-- Problem requirements --
Each entry must appear again exactly as it does in the source.

-- Provided material --
══════

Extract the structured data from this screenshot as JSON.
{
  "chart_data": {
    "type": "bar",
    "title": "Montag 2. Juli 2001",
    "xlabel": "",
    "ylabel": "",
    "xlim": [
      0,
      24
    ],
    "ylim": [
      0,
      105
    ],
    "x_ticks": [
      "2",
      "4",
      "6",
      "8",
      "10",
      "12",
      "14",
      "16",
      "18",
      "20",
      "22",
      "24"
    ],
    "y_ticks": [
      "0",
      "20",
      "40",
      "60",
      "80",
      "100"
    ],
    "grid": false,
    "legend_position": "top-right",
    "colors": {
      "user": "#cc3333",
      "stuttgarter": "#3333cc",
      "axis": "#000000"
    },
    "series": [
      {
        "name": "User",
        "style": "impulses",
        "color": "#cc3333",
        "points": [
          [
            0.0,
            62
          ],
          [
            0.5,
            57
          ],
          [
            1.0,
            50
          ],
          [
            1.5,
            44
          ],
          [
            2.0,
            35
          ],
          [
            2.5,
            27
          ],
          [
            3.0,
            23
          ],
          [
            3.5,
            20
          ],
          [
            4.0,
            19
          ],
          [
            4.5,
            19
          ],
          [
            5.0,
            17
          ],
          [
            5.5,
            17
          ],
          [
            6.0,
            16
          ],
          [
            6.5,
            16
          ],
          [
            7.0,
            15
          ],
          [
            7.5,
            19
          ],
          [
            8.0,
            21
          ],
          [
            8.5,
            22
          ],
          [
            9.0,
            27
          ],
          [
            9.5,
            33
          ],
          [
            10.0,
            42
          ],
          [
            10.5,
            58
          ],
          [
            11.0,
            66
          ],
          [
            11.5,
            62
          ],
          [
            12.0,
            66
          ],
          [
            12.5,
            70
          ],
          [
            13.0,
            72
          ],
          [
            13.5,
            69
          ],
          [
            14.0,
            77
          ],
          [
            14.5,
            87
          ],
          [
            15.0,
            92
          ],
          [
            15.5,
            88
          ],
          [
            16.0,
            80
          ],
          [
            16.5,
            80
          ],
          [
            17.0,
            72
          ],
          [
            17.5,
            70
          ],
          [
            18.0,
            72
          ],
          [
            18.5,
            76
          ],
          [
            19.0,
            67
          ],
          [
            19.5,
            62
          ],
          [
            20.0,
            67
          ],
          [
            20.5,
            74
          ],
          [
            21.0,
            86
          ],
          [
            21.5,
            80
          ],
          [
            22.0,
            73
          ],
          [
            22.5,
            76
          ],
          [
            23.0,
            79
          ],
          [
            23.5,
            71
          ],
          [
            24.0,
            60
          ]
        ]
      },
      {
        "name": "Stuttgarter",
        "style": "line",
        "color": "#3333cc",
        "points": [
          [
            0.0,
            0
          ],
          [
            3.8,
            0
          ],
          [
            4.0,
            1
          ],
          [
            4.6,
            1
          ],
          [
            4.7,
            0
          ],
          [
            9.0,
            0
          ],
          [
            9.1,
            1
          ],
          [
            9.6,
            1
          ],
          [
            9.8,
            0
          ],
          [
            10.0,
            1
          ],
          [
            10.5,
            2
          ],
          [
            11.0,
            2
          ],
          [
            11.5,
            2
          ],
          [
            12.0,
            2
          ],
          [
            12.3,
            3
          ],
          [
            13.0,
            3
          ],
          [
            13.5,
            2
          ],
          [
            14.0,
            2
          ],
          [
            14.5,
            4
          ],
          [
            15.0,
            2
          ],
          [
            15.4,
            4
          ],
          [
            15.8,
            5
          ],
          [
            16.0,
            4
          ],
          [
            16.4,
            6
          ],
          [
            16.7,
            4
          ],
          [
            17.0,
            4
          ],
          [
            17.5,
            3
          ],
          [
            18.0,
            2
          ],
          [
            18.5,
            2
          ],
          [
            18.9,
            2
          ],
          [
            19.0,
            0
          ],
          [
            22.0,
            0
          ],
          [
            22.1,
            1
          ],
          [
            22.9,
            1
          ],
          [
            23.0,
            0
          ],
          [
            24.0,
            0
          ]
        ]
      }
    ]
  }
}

══════

-- Task response --
Extract the structured data from this screenshot as JSON.
{
  "chart_data": {
    "type": "bar",
    "title": "Montag 2. Juli 2001",
    "xlabel": "",
    "ylabel": "",
    "xlim": [
      0,
      24
    ],
    "ylim": [
      0,
      105
    ],
    "x_ticks": [
      "2",
      "4",
      "6",
      "8",
      "10",
      "12",
      "14",
      "16",
      "18",
      "20",
      "22",
      "24"
    ],
    "y_ticks": [
      "0",
      "20",
      "40",
      "60",
      "80",
      "100"
    ],
    "grid": false,
    "legend_position": "top-right",
    "colors": {
      "user": "#cc3333",
      "stuttgarter": "#3333cc",
      "axis": "#000000"
    },
    "series": [
      {
        "name": "User",
        "style": "impulses",
        "color": "#cc3333",
        "points": [
          [
            0.0,
            62
          ],
          [
            0.5,
            57
          ],
          [
            1.0,
            50
          ],
          [
            1.5,
            44
          ],
          [
            2.0,
            35
          ],
          [
            2.5,
            27
          ],
          [
            3.0,
            23
          ],
          [
            3.5,
            20
          ],
          [
            4.0,
            19
          ],
          [
            4.5,
            19
          ],
          [
            5.0,
            17
          ],
          [
            5.5,
            17
          ],
          [
            6.0,
            16
          ],
          [
            6.5,
            16
          ],
          [
            7.0,
            15
          ],
          [
            7.5,
            19
          ],
          [
            8.0,
            21
          ],
          [
            8.5,
            22
          ],
          [
            9.0,
            27
          ],
          [
            9.5,
            33
          ],
          [
            10.0,
            42
          ],
          [
            10.5,
            58
          ],
          [
            11.0,
            66
          ],
          [
            11.5,
            62
          ],
          [
            12.0,
            66
          ],
          [
            12.5,
            70
          ],
          [
            13.0,
            72
          ],
          [
            13.5,
            69
          ],
          [
            14.0,
            77
          ],
          [
            14.5,
            87
          ],
          [
            15.0,
            92
          ],
          [
            15.5,
            88
          ],
          [
            16.0,
            80
          ],
          [
            16.5,
            80
          ],
          [
            17.0,
            72
          ],
          [
            17.5,
            70
          ],
          [
            18.0,
            72
          ],
          [
            18.5,
            76
          ],
          [
            19.0,
            67
          ],
          [
            19.5,
            62
          ],
          [
            20.0,
            67
          ],
          [
            20.5,
            74
          ],
          [
            21.0,
            86
          ],
          [
            21.5,
            80
          ],
          [
            22.0,
            73
          ],
          [
            22.5,
            76
          ],
          [
            23.0,
            79
          ],
          [
            23.5,
            71
          ],
          [
            24.0,
            60
          ]
        ]
      },
      {
        "name": "Stuttgarter",
        "style": "line",
        "color": "#3333cc",
        "points": [
          [
            0.0,
            0
          ],
          [
            3.8,
            0
          ],
          [
            4.0,
            1
          ],
          [
            4.6,
            1
          ],
          [
            4.7,
            0
          ],
          [
            9.0,
            0
          ],
          [
            9.1,
            1
          ],
          [
            9.6,
            1
          ],
          [
            9.8,
            0
          ],
          [
            10.0,
            1
          ],
          [
            10.5,
            2
          ],
          [
            11.0,
            2
          ],
          [
            11.5,
            2
          ],
          [
            12.0,
            2
          ],
          [
            12.3,
            3
          ],
          [
            13.0,
            3
          ],
          [
            13.5,
            2
          ],
          [
            14.0,
            2
          ],
          [
            14.5,
            4
          ],
          [
            15.0,
            2
          ],
          [
            15.4,
            4
          ],
          [
            15.8,
            5
          ],
          [
            16.0,
            4
          ],
          [
            16.4,
            6
          ],
          [
            16.7,
            4
          ],
          [
            17.0,
            4
          ],
          [
            17.5,
            3
          ],
          [
            18.0,
            2
          ],
          [
            18.5,
            2
          ],
          [
            18.9,
            2
          ],
          [
            19.0,
            0
          ],
          [
            22.0,
            0
          ],
          [
            22.1,
            1
          ],
          [
            22.9,
            1
          ],
          [
            23.0,
            0
          ],
          [
            24.0,
            0
          ]
        ]
      }
    ]
  }
}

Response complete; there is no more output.